Sauf qu'en allant faire des démarches pour entamer son cycle secondaire dans ce collège, la rectrice l'a trouvée trop jeune et a demandé qu'elle refasse sa classe de primaire et puis qu'elle vienne au QEC.
«Cela a eu l'effet inverse sur moi car refaire ma classe était comme une punition. J'ai dégringolé et au final, je n'ai pas eu d'autre choix que d'aller au Lorette de Port-Louis», relate-t-elle. Si au départ, intégrer cette école était une déception, l'univers du Lorette de Port-Louis a fini par conquérir son coeur. «J'étais une élève moyenne mais assidue.»

|---|

*Travail demandé:*
A. Reformulez plus brièvement le paragraphe du récit qui commence par « «Cela a eu l'effet inverse », en conservant ses faits essentiels.
B. Relevez dans le récit tous les adjectifs qui qualifient l'élève dont il est question.
C. Poursuivez le récit de la scolarité de l'élève au-delà de sa dernière phrase.
Les entrées qui suivent forment un matériau indépendant du récit.

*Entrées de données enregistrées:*
|---|

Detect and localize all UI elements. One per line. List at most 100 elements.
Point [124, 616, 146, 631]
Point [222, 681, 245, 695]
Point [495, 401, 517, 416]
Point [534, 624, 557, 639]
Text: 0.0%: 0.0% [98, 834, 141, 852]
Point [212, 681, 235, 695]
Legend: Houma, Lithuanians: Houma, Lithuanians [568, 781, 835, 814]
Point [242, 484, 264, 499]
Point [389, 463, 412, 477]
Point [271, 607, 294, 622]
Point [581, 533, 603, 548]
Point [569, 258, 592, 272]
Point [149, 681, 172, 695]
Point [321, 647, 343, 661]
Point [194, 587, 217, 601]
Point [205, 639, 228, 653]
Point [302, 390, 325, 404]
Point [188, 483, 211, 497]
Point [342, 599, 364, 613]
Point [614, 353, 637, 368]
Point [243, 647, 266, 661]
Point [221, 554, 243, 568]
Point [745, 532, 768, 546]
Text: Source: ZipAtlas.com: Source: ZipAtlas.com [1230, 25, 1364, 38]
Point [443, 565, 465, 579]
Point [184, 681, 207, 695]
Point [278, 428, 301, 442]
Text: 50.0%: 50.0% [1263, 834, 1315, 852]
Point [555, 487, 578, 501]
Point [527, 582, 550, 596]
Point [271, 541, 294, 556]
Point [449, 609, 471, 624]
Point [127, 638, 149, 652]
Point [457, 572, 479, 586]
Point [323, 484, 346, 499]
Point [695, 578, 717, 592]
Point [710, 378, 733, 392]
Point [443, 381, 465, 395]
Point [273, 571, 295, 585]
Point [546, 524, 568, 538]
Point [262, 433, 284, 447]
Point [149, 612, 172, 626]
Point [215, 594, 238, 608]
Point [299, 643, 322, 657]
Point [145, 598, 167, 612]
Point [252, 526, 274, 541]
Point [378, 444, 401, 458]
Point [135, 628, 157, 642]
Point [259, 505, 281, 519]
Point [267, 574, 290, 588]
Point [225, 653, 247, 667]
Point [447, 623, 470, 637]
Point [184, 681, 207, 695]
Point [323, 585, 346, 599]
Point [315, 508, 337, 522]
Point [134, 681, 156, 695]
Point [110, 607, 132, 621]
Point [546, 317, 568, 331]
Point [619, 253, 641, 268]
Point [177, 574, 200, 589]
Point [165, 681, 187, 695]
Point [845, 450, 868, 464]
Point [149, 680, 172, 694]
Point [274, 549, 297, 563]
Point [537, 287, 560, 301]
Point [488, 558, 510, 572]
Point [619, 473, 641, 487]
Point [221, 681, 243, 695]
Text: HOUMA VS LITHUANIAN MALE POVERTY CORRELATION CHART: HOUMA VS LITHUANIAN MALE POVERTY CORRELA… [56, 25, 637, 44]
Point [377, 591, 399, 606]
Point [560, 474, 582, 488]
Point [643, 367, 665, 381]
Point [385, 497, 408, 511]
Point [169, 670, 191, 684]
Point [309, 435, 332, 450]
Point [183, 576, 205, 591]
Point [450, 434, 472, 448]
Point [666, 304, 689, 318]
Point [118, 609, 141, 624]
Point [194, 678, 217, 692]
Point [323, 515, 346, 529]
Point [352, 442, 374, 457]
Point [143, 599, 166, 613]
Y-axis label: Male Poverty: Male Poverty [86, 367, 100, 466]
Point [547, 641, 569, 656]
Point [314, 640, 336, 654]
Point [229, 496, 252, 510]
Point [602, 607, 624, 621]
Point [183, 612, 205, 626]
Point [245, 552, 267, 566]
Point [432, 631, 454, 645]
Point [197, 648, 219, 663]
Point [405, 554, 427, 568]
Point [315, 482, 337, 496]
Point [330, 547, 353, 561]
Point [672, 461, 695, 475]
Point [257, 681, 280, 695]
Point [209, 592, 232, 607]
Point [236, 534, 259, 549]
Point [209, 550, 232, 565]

|---|

*Réponses dans l'ordre:*
A. Devoir refaire sa classe lui a paru une punition et a produit l'effet inverse : elle a dégringolé et a dû aller au Lorette de Port-Louis. D'abord déçue, elle a fini par être conquise par cet établissement, où elle était une élève moyenne mais assidue.

B.
- jeune (« trop jeune »)
- moyenne
- assidue

C.
Discuter de tout
Trois enseignantes l'ont marquée, Melle Thérèse qui animait la classe de morale, Mme Suzette qui enseignait le français et qui dit-elle, avait «un grand charisme», et Mrs Verna «qui m'a fait aimer la littérature et les poèmes. Elle était adorable. On allait chez elle. C'était des enseignantes qui nous mettaient à l'aise et avec qui on pouvait discuter de tout.» Yolande a beaucoup aimé Mère Antonia, qui voulait à tout prix qu'elle se fasse religieuse. «Quand je l'ai dit à ma mère, elle était ravie car elle voulait qu'une de ses six filles soit religieuse. Mais cela ne s'est pas fait !»
Après ses années de secondaire, Joceline a eu une carrière longue de 24 ans comme réceptionniste à WEAL House. Yolande a démarré la sienne à St Félix, puis l'a continuée à Rogers avant de passer 30 ans dans l'aviation chez Air France. Chantal a exercé plusieurs petits boulots avant d'être représentante médicale chez Medical Trading pendant 23 ans.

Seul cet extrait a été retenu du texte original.